--- BEGIN ---
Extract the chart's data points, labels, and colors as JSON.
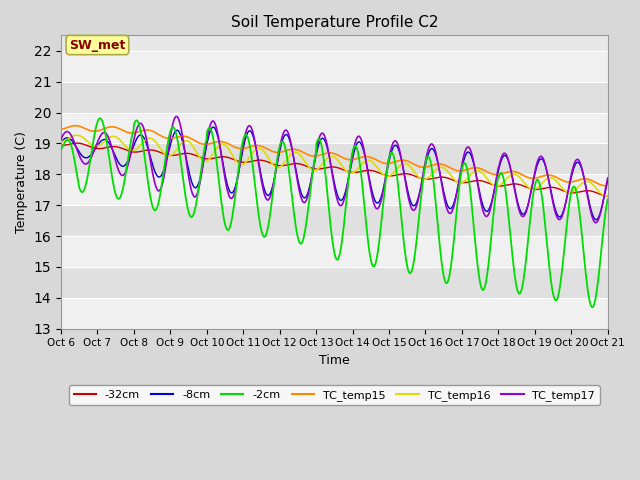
{
  "title": "Soil Temperature Profile C2",
  "xlabel": "Time",
  "ylabel": "Temperature (C)",
  "ylim": [
    13.0,
    22.5
  ],
  "yticks": [
    13.0,
    14.0,
    15.0,
    16.0,
    17.0,
    18.0,
    19.0,
    20.0,
    21.0,
    22.0
  ],
  "xlim": [
    0,
    15
  ],
  "colors": {
    "neg32cm": "#cc0000",
    "neg8cm": "#0000cc",
    "neg2cm": "#00dd00",
    "TC_temp15": "#ff8800",
    "TC_temp16": "#dddd00",
    "TC_temp17": "#9900cc"
  },
  "legend_labels": [
    "-32cm",
    "-8cm",
    "-2cm",
    "TC_temp15",
    "TC_temp16",
    "TC_temp17"
  ],
  "fig_bg_color": "#d8d8d8",
  "plot_bg_color": "#e8e8e8",
  "band_color_light": "#f0f0f0",
  "band_color_dark": "#e0e0e0",
  "grid_color": "#ffffff",
  "annotation_text": "SW_met",
  "annotation_color": "#880000",
  "annotation_bg": "#ffff99",
  "annotation_border": "#aaaa44"
}
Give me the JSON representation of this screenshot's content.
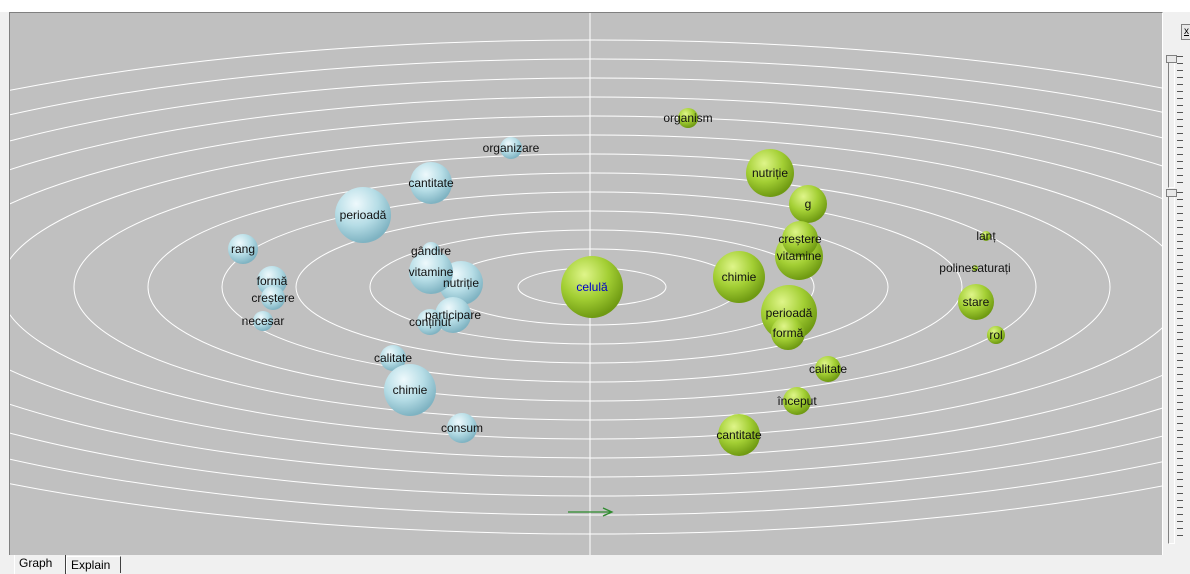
{
  "tabs": [
    {
      "label": "Graph",
      "active": true
    },
    {
      "label": "Explain",
      "active": false
    }
  ],
  "panel": {
    "close_label": "x"
  },
  "graph": {
    "background": "#c0c0c0",
    "ring_color": "#ffffff",
    "axis_color": "#ffffff",
    "arrow_color": "#2e8b2e",
    "center_label_color": "#0000cc",
    "left_node_color": "#b4dde6",
    "right_node_color": "#9acd32",
    "center": {
      "label": "celulă"
    },
    "left_nodes": [
      {
        "label": "organizare"
      },
      {
        "label": "cantitate"
      },
      {
        "label": "perioadă"
      },
      {
        "label": "rang"
      },
      {
        "label": "gândire"
      },
      {
        "label": "nutriție"
      },
      {
        "label": "vitamine"
      },
      {
        "label": "formă"
      },
      {
        "label": "creștere"
      },
      {
        "label": "necesar"
      },
      {
        "label": "participare"
      },
      {
        "label": "conținut"
      },
      {
        "label": "calitate"
      },
      {
        "label": "chimie"
      },
      {
        "label": "consum"
      }
    ],
    "right_nodes": [
      {
        "label": "organism"
      },
      {
        "label": "nutriție"
      },
      {
        "label": "g"
      },
      {
        "label": "vitamine"
      },
      {
        "label": "creștere"
      },
      {
        "label": "chimie"
      },
      {
        "label": "perioadă"
      },
      {
        "label": "formă"
      },
      {
        "label": "calitate"
      },
      {
        "label": "început"
      },
      {
        "label": "cantitate"
      },
      {
        "label": "lanț"
      },
      {
        "label": "polinesaturați"
      },
      {
        "label": "stare"
      },
      {
        "label": "rol"
      }
    ]
  }
}
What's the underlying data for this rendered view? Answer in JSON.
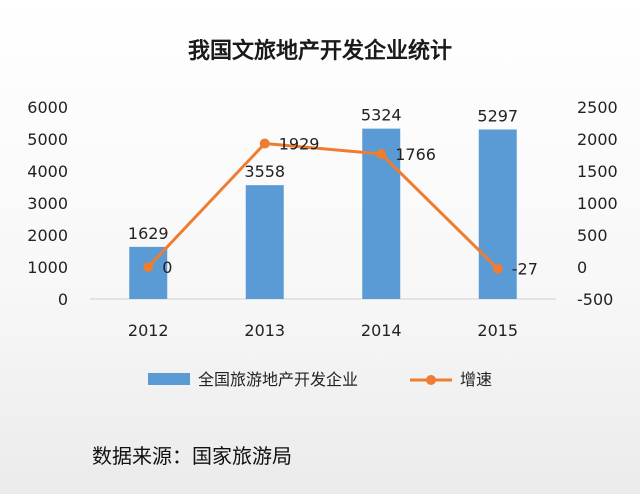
{
  "chart_data": {
    "type": "bar+line",
    "title": "我国文旅地产开发企业统计",
    "categories": [
      "2012",
      "2013",
      "2014",
      "2015"
    ],
    "series": [
      {
        "name": "全国旅游地产开发企业",
        "type": "bar",
        "axis": "left",
        "color": "#5b9bd5",
        "values": [
          1629,
          3558,
          5324,
          5297
        ],
        "labels": [
          "1629",
          "3558",
          "5324",
          "5297"
        ]
      },
      {
        "name": "增速",
        "type": "line",
        "axis": "right",
        "color": "#ed7d31",
        "values": [
          0,
          1929,
          1766,
          -27
        ],
        "labels": [
          "0",
          "1929",
          "1766",
          "-27"
        ]
      }
    ],
    "y_left": {
      "min": 0,
      "max": 6000,
      "ticks": [
        "0",
        "1000",
        "2000",
        "3000",
        "4000",
        "5000",
        "6000"
      ]
    },
    "y_right": {
      "min": -500,
      "max": 2500,
      "ticks": [
        "-500",
        "0",
        "500",
        "1000",
        "1500",
        "2000",
        "2500"
      ]
    },
    "grid": false,
    "legend": "bottom"
  },
  "source_label": "数据来源：国家旅游局"
}
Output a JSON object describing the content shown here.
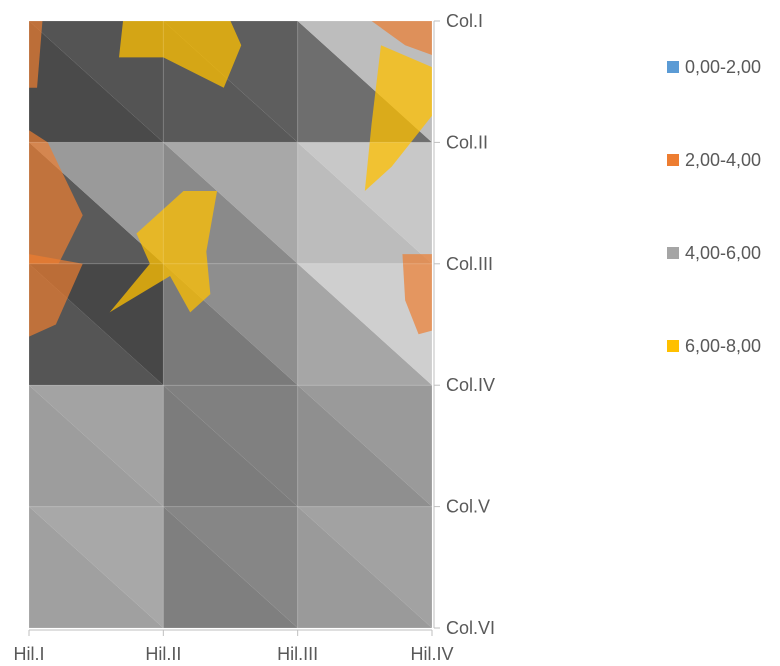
{
  "chart_data": {
    "type": "heatmap",
    "subtype": "3d-surface-top-view (contour)",
    "title": "",
    "xlabel": "",
    "ylabel": "",
    "x_categories": [
      "Hil.I",
      "Hil.II",
      "Hil.III",
      "Hil.IV"
    ],
    "y_categories": [
      "Col.I",
      "Col.II",
      "Col.III",
      "Col.IV",
      "Col.V",
      "Col.VI"
    ],
    "legend": {
      "position": "right",
      "entries": [
        {
          "label": "0,00-2,00",
          "color": "#5b9bd5"
        },
        {
          "label": "2,00-4,00",
          "color": "#ed7d31"
        },
        {
          "label": "4,00-6,00",
          "color": "#a5a5a5"
        },
        {
          "label": "6,00-8,00",
          "color": "#ffc000"
        }
      ]
    },
    "values": [
      [
        2.6,
        7.5,
        4.8,
        2.8
      ],
      [
        2.6,
        4.6,
        4.6,
        6.6
      ],
      [
        3.6,
        7.4,
        4.8,
        3.2
      ],
      [
        5.0,
        4.6,
        4.6,
        4.8
      ],
      [
        5.2,
        4.6,
        4.6,
        4.8
      ],
      [
        4.6,
        4.6,
        4.6,
        4.4
      ]
    ]
  }
}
--- END ---
▶ [Problem to work on]: Reproduce each entry precisely, dropping only the pictures.

▶ [Task response]:
Extract the chart's data points, labels, and colors as JSON.
{
  "title": "Soil Temperature Profile C2",
  "xlabel": "Time",
  "ylabel": "Temperature (C)",
  "ylim": [
    13.0,
    22.5
  ],
  "yticks": [
    13.0,
    14.0,
    15.0,
    16.0,
    17.0,
    18.0,
    19.0,
    20.0,
    21.0,
    22.0
  ],
  "xlim": [
    0,
    15
  ],
  "colors": {
    "neg32cm": "#cc0000",
    "neg8cm": "#0000cc",
    "neg2cm": "#00dd00",
    "TC_temp15": "#ff8800",
    "TC_temp16": "#dddd00",
    "TC_temp17": "#9900cc"
  },
  "legend_labels": [
    "-32cm",
    "-8cm",
    "-2cm",
    "TC_temp15",
    "TC_temp16",
    "TC_temp17"
  ],
  "fig_bg_color": "#d8d8d8",
  "plot_bg_color": "#e8e8e8",
  "band_color_light": "#f0f0f0",
  "band_color_dark": "#e0e0e0",
  "grid_color": "#ffffff",
  "annotation_text": "SW_met",
  "annotation_color": "#880000",
  "annotation_bg": "#ffff99",
  "annotation_border": "#aaaa44"
}
Give me the JSON representation of this screenshot's content.
{
  "tabs": [
    {
      "label": "Graph",
      "active": true
    },
    {
      "label": "Explain",
      "active": false
    }
  ],
  "panel": {
    "close_label": "x"
  },
  "graph": {
    "background": "#c0c0c0",
    "ring_color": "#ffffff",
    "axis_color": "#ffffff",
    "arrow_color": "#2e8b2e",
    "center_label_color": "#0000cc",
    "left_node_color": "#b4dde6",
    "right_node_color": "#9acd32",
    "center": {
      "label": "celulă"
    },
    "left_nodes": [
      {
        "label": "organizare"
      },
      {
        "label": "cantitate"
      },
      {
        "label": "perioadă"
      },
      {
        "label": "rang"
      },
      {
        "label": "gândire"
      },
      {
        "label": "nutriție"
      },
      {
        "label": "vitamine"
      },
      {
        "label": "formă"
      },
      {
        "label": "creștere"
      },
      {
        "label": "necesar"
      },
      {
        "label": "participare"
      },
      {
        "label": "conținut"
      },
      {
        "label": "calitate"
      },
      {
        "label": "chimie"
      },
      {
        "label": "consum"
      }
    ],
    "right_nodes": [
      {
        "label": "organism"
      },
      {
        "label": "nutriție"
      },
      {
        "label": "g"
      },
      {
        "label": "vitamine"
      },
      {
        "label": "creștere"
      },
      {
        "label": "chimie"
      },
      {
        "label": "perioadă"
      },
      {
        "label": "formă"
      },
      {
        "label": "calitate"
      },
      {
        "label": "început"
      },
      {
        "label": "cantitate"
      },
      {
        "label": "lanț"
      },
      {
        "label": "polinesaturați"
      },
      {
        "label": "stare"
      },
      {
        "label": "rol"
      }
    ]
  }
}
What's the underlying data for this rendered view? Answer in JSON.
{
  "chart_data": {
    "type": "bar+line",
    "title": "我国文旅地产开发企业统计",
    "categories": [
      "2012",
      "2013",
      "2014",
      "2015"
    ],
    "series": [
      {
        "name": "全国旅游地产开发企业",
        "type": "bar",
        "axis": "left",
        "color": "#5b9bd5",
        "values": [
          1629,
          3558,
          5324,
          5297
        ],
        "labels": [
          "1629",
          "3558",
          "5324",
          "5297"
        ]
      },
      {
        "name": "增速",
        "type": "line",
        "axis": "right",
        "color": "#ed7d31",
        "values": [
          0,
          1929,
          1766,
          -27
        ],
        "labels": [
          "0",
          "1929",
          "1766",
          "-27"
        ]
      }
    ],
    "y_left": {
      "min": 0,
      "max": 6000,
      "ticks": [
        "0",
        "1000",
        "2000",
        "3000",
        "4000",
        "5000",
        "6000"
      ]
    },
    "y_right": {
      "min": -500,
      "max": 2500,
      "ticks": [
        "-500",
        "0",
        "500",
        "1000",
        "1500",
        "2000",
        "2500"
      ]
    },
    "grid": false,
    "legend": "bottom"
  },
  "source_label": "数据来源：国家旅游局"
}
Output a JSON object describing the content shown here.
{
  "chart_data": {
    "type": "heatmap",
    "subtype": "3d-surface-top-view (contour)",
    "title": "",
    "xlabel": "",
    "ylabel": "",
    "x_categories": [
      "Hil.I",
      "Hil.II",
      "Hil.III",
      "Hil.IV"
    ],
    "y_categories": [
      "Col.I",
      "Col.II",
      "Col.III",
      "Col.IV",
      "Col.V",
      "Col.VI"
    ],
    "legend": {
      "position": "right",
      "entries": [
        {
          "label": "0,00-2,00",
          "color": "#5b9bd5"
        },
        {
          "label": "2,00-4,00",
          "color": "#ed7d31"
        },
        {
          "label": "4,00-6,00",
          "color": "#a5a5a5"
        },
        {
          "label": "6,00-8,00",
          "color": "#ffc000"
        }
      ]
    },
    "values": [
      [
        2.6,
        7.5,
        4.8,
        2.8
      ],
      [
        2.6,
        4.6,
        4.6,
        6.6
      ],
      [
        3.6,
        7.4,
        4.8,
        3.2
      ],
      [
        5.0,
        4.6,
        4.6,
        4.8
      ],
      [
        5.2,
        4.6,
        4.6,
        4.8
      ],
      [
        4.6,
        4.6,
        4.6,
        4.4
      ]
    ]
  }
}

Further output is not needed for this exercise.